## Brief
Write out all records as given; omit images.

* Start Record list *

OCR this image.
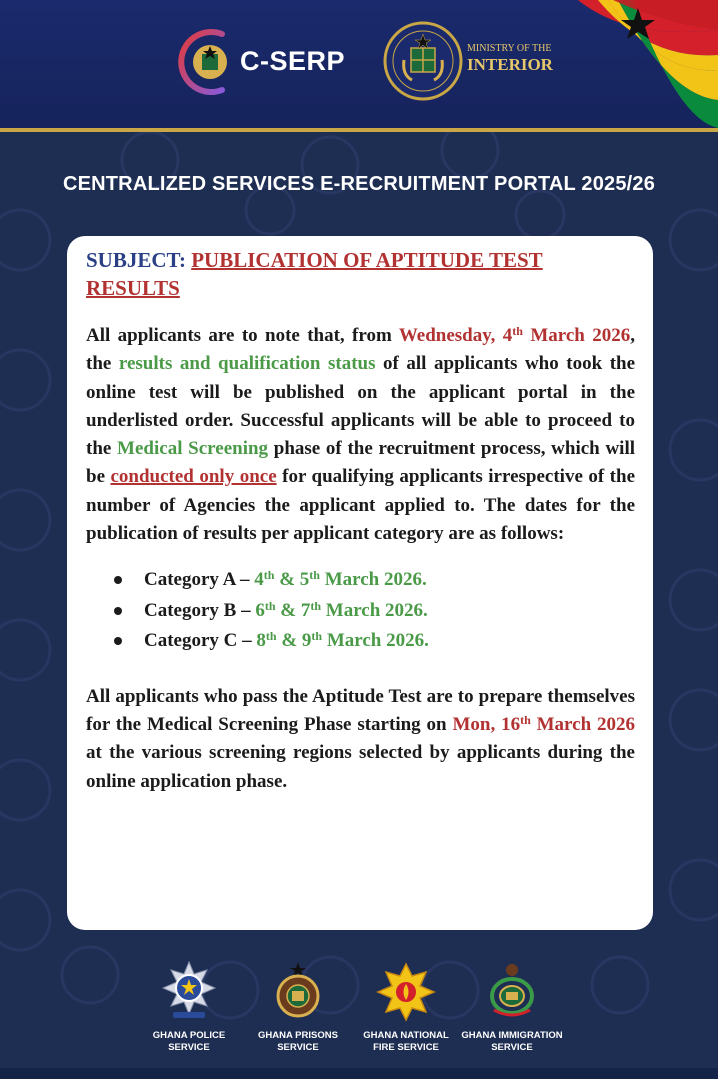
C-SERP	MINISTRY OF THE
INTERIOR
CENTRALIZED SERVICES E-RECRUITMENT PORTAL 2025/26

SUBJECT: PUBLICATION OF APTITUDE TEST RESULTS

All applicants are to note that, from Wednesday, 4th March 2026, the results and qualification status of all applicants who took the online test will be published on the applicant portal in the underlisted order. Successful applicants will be able to proceed to the Medical Screening phase of the recruitment process, which will be conducted only once for qualifying applicants irrespective of the number of Agencies the applicant applied to. The dates for the publication of results per applicant category are as follows:

Category A – 4th & 5th March 2026.
Category B – 6th & 7th March 2026.
Category C – 8th & 9th March 2026.

All applicants who pass the Aptitude Test are to prepare themselves for the Medical Screening Phase starting on Mon, 16th March 2026 at the various screening regions selected by applicants during the online application phase.

GHANA POLICE
SERVICE
GHANA PRISONS
SERVICE
GHANA NATIONAL
FIRE SERVICE
GHANA IMMIGRATION
SERVICE
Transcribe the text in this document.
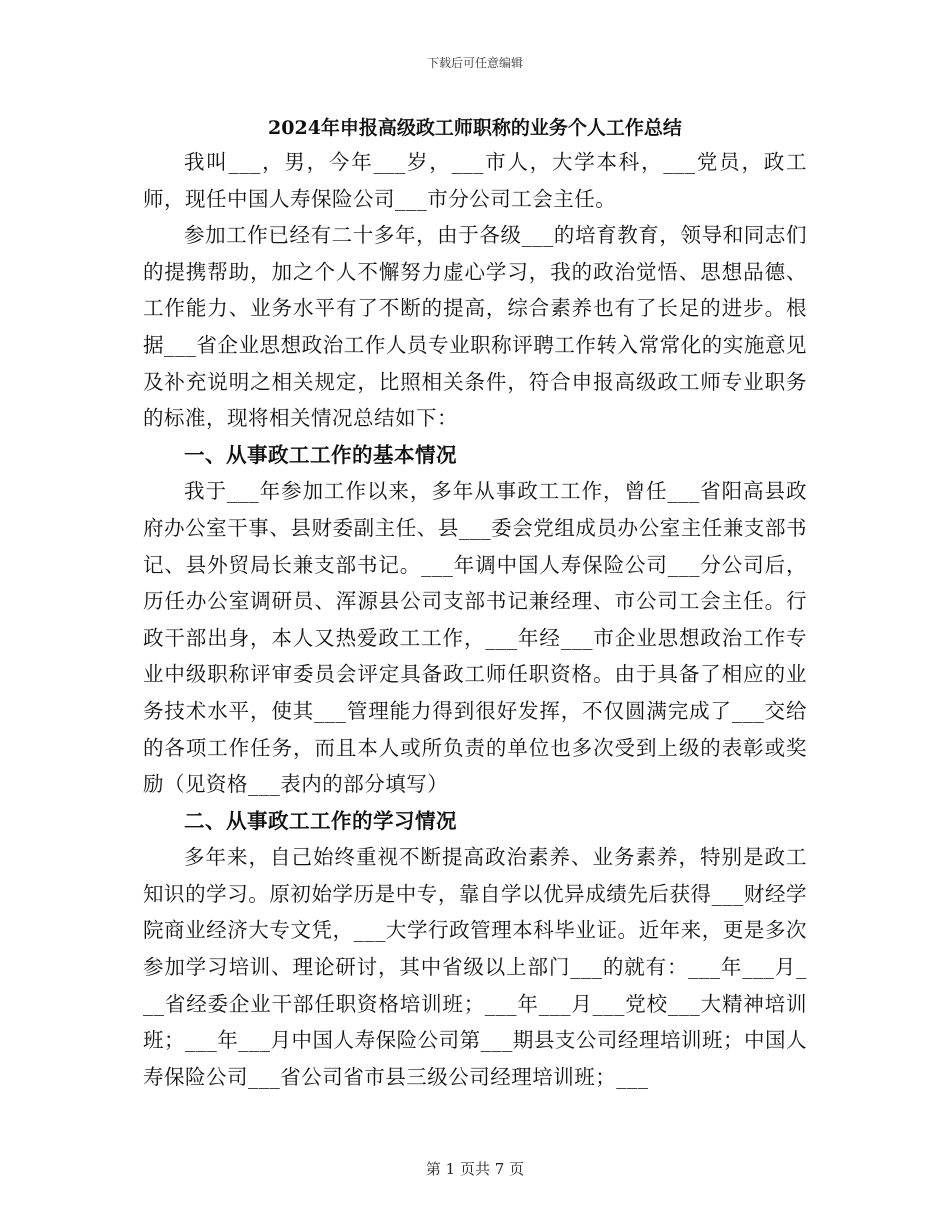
下载后可任意编辑
2024年申报高级政工师职称的业务个人工作总结

我叫___，男，今年___岁，___市人，大学本科，___党员，政工师，现任中国人寿保险公司___市分公司工会主任。

参加工作已经有二十多年，由于各级___的培育教育，领导和同志们的提携帮助，加之个人不懈努力虚心学习，我的政治觉悟、思想品德、工作能力、业务水平有了不断的提高，综合素养也有了长足的进步。根据___省企业思想政治工作人员专业职称评聘工作转入常常化的实施意见及补充说明之相关规定，比照相关条件，符合申报高级政工师专业职务的标准，现将相关情况总结如下：

一、从事政工工作的基本情况

我于___年参加工作以来，多年从事政工工作，曾任___省阳高县政府办公室干事、县财委副主任、县___委会党组成员办公室主任兼支部书记、县外贸局长兼支部书记。___年调中国人寿保险公司___分公司后，历任办公室调研员、浑源县公司支部书记兼经理、市公司工会主任。行政干部出身，本人又热爱政工工作，___年经___市企业思想政治工作专业中级职称评审委员会评定具备政工师任职资格。由于具备了相应的业务技术水平，使其___管理能力得到很好发挥，不仅圆满完成了___交给的各项工作任务，而且本人或所负责的单位也多次受到上级的表彰或奖励（见资格___表内的部分填写）

二、从事政工工作的学习情况

多年来，自己始终重视不断提高政治素养、业务素养，特别是政工知识的学习。原初始学历是中专，靠自学以优异成绩先后获得___财经学院商业经济大专文凭，___大学行政管理本科毕业证。近年来，更是多次参加学习培训、理论研讨，其中省级以上部门___的就有：___年___月___省经委企业干部任职资格培训班；___年___月___党校___大精神培训班；___年___月中国人寿保险公司第___期县支公司经理培训班；中国人寿保险公司___省公司省市县三级公司经理培训班；___

第 1 页共 7 页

* End Record list *

## Result of the exercise
OCR this image.
C-SERP	MINISTRY OF THE
INTERIOR
CENTRALIZED SERVICES E-RECRUITMENT PORTAL 2025/26

SUBJECT: PUBLICATION OF APTITUDE TEST RESULTS

All applicants are to note that, from Wednesday, 4th March 2026, the results and qualification status of all applicants who took the online test will be published on the applicant portal in the underlisted order. Successful applicants will be able to proceed to the Medical Screening phase of the recruitment process, which will be conducted only once for qualifying applicants irrespective of the number of Agencies the applicant applied to. The dates for the publication of results per applicant category are as follows:

Category A – 4th & 5th March 2026.
Category B – 6th & 7th March 2026.
Category C – 8th & 9th March 2026.

All applicants who pass the Aptitude Test are to prepare themselves for the Medical Screening Phase starting on Mon, 16th March 2026 at the various screening regions selected by applicants during the online application phase.

GHANA POLICE
SERVICE
GHANA PRISONS
SERVICE
GHANA NATIONAL
FIRE SERVICE
GHANA IMMIGRATION
SERVICE
Transcribe the text in this document.
下载后可任意编辑
2024年申报高级政工师职称的业务个人工作总结

我叫___，男，今年___岁，___市人，大学本科，___党员，政工师，现任中国人寿保险公司___市分公司工会主任。

参加工作已经有二十多年，由于各级___的培育教育，领导和同志们的提携帮助，加之个人不懈努力虚心学习，我的政治觉悟、思想品德、工作能力、业务水平有了不断的提高，综合素养也有了长足的进步。根据___省企业思想政治工作人员专业职称评聘工作转入常常化的实施意见及补充说明之相关规定，比照相关条件，符合申报高级政工师专业职务的标准，现将相关情况总结如下：

一、从事政工工作的基本情况

我于___年参加工作以来，多年从事政工工作，曾任___省阳高县政府办公室干事、县财委副主任、县___委会党组成员办公室主任兼支部书记、县外贸局长兼支部书记。___年调中国人寿保险公司___分公司后，历任办公室调研员、浑源县公司支部书记兼经理、市公司工会主任。行政干部出身，本人又热爱政工工作，___年经___市企业思想政治工作专业中级职称评审委员会评定具备政工师任职资格。由于具备了相应的业务技术水平，使其___管理能力得到很好发挥，不仅圆满完成了___交给的各项工作任务，而且本人或所负责的单位也多次受到上级的表彰或奖励（见资格___表内的部分填写）

二、从事政工工作的学习情况

多年来，自己始终重视不断提高政治素养、业务素养，特别是政工知识的学习。原初始学历是中专，靠自学以优异成绩先后获得___财经学院商业经济大专文凭，___大学行政管理本科毕业证。近年来，更是多次参加学习培训、理论研讨，其中省级以上部门___的就有：___年___月___省经委企业干部任职资格培训班；___年___月___党校___大精神培训班；___年___月中国人寿保险公司第___期县支公司经理培训班；中国人寿保险公司___省公司省市县三级公司经理培训班；___

第 1 页共 7 页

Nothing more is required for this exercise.